***** Dataset *****
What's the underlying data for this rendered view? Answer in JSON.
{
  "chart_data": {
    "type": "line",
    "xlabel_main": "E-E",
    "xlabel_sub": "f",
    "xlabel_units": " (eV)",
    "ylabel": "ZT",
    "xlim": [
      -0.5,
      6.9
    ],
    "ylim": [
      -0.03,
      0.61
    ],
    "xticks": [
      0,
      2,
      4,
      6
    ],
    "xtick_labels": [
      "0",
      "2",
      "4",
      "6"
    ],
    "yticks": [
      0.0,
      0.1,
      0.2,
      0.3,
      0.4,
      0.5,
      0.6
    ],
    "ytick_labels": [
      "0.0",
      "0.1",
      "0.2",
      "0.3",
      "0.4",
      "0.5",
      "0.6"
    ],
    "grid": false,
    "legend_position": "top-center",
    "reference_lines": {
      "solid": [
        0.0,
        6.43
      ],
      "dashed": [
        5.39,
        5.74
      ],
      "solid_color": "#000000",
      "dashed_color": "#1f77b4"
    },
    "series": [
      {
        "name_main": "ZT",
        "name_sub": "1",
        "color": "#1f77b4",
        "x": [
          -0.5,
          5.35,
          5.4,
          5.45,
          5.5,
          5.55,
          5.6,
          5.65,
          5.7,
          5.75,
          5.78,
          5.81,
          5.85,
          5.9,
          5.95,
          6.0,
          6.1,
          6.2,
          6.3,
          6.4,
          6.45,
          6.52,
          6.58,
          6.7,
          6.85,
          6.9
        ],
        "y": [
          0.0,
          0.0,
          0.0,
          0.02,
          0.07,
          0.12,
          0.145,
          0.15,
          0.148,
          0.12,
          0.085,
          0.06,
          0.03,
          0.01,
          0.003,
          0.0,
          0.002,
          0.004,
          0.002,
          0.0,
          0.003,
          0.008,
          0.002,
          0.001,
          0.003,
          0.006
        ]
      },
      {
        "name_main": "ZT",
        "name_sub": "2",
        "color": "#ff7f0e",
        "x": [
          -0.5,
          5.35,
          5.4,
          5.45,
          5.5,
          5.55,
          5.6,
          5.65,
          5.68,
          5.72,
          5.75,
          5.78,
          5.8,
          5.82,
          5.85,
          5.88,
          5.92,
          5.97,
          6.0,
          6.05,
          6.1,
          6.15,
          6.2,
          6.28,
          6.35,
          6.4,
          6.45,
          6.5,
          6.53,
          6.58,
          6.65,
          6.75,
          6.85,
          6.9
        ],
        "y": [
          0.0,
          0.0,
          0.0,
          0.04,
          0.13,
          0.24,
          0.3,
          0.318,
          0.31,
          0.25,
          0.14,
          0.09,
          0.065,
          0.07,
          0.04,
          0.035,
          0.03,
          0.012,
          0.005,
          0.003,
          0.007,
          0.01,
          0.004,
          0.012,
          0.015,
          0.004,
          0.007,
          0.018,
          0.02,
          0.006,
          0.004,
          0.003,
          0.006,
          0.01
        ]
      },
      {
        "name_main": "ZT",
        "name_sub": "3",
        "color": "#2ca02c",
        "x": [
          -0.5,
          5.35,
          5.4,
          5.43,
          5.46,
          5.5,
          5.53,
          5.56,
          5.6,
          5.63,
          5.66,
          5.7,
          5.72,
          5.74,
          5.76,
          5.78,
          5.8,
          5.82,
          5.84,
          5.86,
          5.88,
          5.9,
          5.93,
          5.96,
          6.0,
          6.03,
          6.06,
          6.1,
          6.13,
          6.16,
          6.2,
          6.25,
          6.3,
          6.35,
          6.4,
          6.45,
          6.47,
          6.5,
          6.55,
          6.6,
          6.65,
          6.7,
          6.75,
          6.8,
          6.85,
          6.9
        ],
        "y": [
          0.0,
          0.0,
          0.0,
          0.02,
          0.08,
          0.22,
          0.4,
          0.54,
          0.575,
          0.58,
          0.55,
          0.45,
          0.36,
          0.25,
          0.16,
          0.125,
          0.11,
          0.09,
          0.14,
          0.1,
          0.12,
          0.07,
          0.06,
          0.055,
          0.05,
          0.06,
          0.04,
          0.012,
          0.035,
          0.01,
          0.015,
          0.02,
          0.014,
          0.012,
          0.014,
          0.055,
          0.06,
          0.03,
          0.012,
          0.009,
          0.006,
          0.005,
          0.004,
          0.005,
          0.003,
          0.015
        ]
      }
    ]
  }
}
*****
> **Given exercise**: Transcribe every entry exactly.

> **Reply**:
What's the underlying data for this rendered view? Answer in JSON.
{
  "chart_data": {
    "type": "line",
    "xlabel_main": "E-E",
    "xlabel_sub": "f",
    "xlabel_units": " (eV)",
    "ylabel": "ZT",
    "xlim": [
      -0.5,
      6.9
    ],
    "ylim": [
      -0.03,
      0.61
    ],
    "xticks": [
      0,
      2,
      4,
      6
    ],
    "xtick_labels": [
      "0",
      "2",
      "4",
      "6"
    ],
    "yticks": [
      0.0,
      0.1,
      0.2,
      0.3,
      0.4,
      0.5,
      0.6
    ],
    "ytick_labels": [
      "0.0",
      "0.1",
      "0.2",
      "0.3",
      "0.4",
      "0.5",
      "0.6"
    ],
    "grid": false,
    "legend_position": "top-center",
    "reference_lines": {
      "solid": [
        0.0,
        6.43
      ],
      "dashed": [
        5.39,
        5.74
      ],
      "solid_color": "#000000",
      "dashed_color": "#1f77b4"
    },
    "series": [
      {
        "name_main": "ZT",
        "name_sub": "1",
        "color": "#1f77b4",
        "x": [
          -0.5,
          5.35,
          5.4,
          5.45,
          5.5,
          5.55,
          5.6,
          5.65,
          5.7,
          5.75,
          5.78,
          5.81,
          5.85,
          5.9,
          5.95,
          6.0,
          6.1,
          6.2,
          6.3,
          6.4,
          6.45,
          6.52,
          6.58,
          6.7,
          6.85,
          6.9
        ],
        "y": [
          0.0,
          0.0,
          0.0,
          0.02,
          0.07,
          0.12,
          0.145,
          0.15,
          0.148,
          0.12,
          0.085,
          0.06,
          0.03,
          0.01,
          0.003,
          0.0,
          0.002,
          0.004,
          0.002,
          0.0,
          0.003,
          0.008,
          0.002,
          0.001,
          0.003,
          0.006
        ]
      },
      {
        "name_main": "ZT",
        "name_sub": "2",
        "color": "#ff7f0e",
        "x": [
          -0.5,
          5.35,
          5.4,
          5.45,
          5.5,
          5.55,
          5.6,
          5.65,
          5.68,
          5.72,
          5.75,
          5.78,
          5.8,
          5.82,
          5.85,
          5.88,
          5.92,
          5.97,
          6.0,
          6.05,
          6.1,
          6.15,
          6.2,
          6.28,
          6.35,
          6.4,
          6.45,
          6.5,
          6.53,
          6.58,
          6.65,
          6.75,
          6.85,
          6.9
        ],
        "y": [
          0.0,
          0.0,
          0.0,
          0.04,
          0.13,
          0.24,
          0.3,
          0.318,
          0.31,
          0.25,
          0.14,
          0.09,
          0.065,
          0.07,
          0.04,
          0.035,
          0.03,
          0.012,
          0.005,
          0.003,
          0.007,
          0.01,
          0.004,
          0.012,
          0.015,
          0.004,
          0.007,
          0.018,
          0.02,
          0.006,
          0.004,
          0.003,
          0.006,
          0.01
        ]
      },
      {
        "name_main": "ZT",
        "name_sub": "3",
        "color": "#2ca02c",
        "x": [
          -0.5,
          5.35,
          5.4,
          5.43,
          5.46,
          5.5,
          5.53,
          5.56,
          5.6,
          5.63,
          5.66,
          5.7,
          5.72,
          5.74,
          5.76,
          5.78,
          5.8,
          5.82,
          5.84,
          5.86,
          5.88,
          5.9,
          5.93,
          5.96,
          6.0,
          6.03,
          6.06,
          6.1,
          6.13,
          6.16,
          6.2,
          6.25,
          6.3,
          6.35,
          6.4,
          6.45,
          6.47,
          6.5,
          6.55,
          6.6,
          6.65,
          6.7,
          6.75,
          6.8,
          6.85,
          6.9
        ],
        "y": [
          0.0,
          0.0,
          0.0,
          0.02,
          0.08,
          0.22,
          0.4,
          0.54,
          0.575,
          0.58,
          0.55,
          0.45,
          0.36,
          0.25,
          0.16,
          0.125,
          0.11,
          0.09,
          0.14,
          0.1,
          0.12,
          0.07,
          0.06,
          0.055,
          0.05,
          0.06,
          0.04,
          0.012,
          0.035,
          0.01,
          0.015,
          0.02,
          0.014,
          0.012,
          0.014,
          0.055,
          0.06,
          0.03,
          0.012,
          0.009,
          0.006,
          0.005,
          0.004,
          0.005,
          0.003,
          0.015
        ]
      }
    ]
  }
}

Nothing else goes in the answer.